* _PROBLEM DETAILS_
Check every line of the data below for the word "elements". Copy the ones that have it.

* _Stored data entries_

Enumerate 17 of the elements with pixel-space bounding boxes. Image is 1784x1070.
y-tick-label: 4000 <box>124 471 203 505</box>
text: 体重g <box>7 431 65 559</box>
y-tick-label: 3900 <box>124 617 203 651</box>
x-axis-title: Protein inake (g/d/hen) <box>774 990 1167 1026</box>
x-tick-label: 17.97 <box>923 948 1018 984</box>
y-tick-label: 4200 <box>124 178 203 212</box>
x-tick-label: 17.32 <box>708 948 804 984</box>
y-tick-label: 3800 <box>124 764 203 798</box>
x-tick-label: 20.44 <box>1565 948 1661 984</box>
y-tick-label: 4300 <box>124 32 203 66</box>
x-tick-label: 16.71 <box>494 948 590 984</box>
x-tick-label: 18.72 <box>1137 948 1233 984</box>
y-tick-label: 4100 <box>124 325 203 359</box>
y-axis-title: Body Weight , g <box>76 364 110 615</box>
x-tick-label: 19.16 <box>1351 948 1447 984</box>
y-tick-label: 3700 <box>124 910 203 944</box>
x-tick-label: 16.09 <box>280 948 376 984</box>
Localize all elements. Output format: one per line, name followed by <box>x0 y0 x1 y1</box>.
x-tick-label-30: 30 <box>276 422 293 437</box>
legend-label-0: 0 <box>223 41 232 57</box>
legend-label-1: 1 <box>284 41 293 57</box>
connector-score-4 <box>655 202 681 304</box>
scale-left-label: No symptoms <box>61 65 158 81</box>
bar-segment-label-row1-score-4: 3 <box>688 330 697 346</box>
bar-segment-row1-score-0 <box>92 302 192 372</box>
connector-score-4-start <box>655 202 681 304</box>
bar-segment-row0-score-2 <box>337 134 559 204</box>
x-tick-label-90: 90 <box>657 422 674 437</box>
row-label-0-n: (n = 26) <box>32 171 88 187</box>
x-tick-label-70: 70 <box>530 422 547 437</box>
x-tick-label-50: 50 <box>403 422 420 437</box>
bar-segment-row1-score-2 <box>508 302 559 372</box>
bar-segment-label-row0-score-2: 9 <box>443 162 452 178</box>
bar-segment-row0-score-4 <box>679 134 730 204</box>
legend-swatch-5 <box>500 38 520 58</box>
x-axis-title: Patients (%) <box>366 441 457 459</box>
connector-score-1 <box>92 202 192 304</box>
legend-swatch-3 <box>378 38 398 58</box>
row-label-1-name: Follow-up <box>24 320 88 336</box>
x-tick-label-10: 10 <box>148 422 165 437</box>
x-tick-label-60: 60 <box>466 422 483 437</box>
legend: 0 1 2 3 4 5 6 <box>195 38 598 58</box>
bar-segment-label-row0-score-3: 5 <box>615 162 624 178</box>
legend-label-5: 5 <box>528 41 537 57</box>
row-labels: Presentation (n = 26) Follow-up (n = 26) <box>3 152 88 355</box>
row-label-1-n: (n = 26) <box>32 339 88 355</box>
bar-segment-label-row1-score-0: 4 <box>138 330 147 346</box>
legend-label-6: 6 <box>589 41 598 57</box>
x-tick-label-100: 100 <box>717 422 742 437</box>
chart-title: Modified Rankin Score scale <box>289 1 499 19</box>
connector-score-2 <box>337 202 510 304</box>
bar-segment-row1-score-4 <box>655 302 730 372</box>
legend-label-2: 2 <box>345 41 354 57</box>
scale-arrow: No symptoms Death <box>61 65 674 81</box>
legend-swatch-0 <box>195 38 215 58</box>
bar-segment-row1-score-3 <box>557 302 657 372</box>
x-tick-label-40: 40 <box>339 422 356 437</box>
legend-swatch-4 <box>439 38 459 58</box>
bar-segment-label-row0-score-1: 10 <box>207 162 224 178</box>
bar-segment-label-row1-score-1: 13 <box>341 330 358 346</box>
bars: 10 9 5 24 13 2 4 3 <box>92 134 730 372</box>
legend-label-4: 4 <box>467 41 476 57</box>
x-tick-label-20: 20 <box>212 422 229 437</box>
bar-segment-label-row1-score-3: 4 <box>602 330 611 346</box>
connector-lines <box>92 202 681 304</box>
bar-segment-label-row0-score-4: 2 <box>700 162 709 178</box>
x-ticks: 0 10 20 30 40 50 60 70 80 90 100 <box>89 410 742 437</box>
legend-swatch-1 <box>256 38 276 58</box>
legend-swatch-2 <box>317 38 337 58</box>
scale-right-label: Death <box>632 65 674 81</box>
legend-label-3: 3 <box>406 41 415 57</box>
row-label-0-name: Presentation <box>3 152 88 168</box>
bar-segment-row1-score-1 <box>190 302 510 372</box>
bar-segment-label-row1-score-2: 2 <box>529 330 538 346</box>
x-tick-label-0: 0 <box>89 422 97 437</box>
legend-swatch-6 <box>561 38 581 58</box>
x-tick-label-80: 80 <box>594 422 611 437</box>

* _WRITTEN ANSWER_
Enumerate 17 of the elements with pixel-space bounding boxes. Image is 1784x1070.
Localize all elements. Output format: one per line, name followed by <box>x0 y0 x1 y1</box>.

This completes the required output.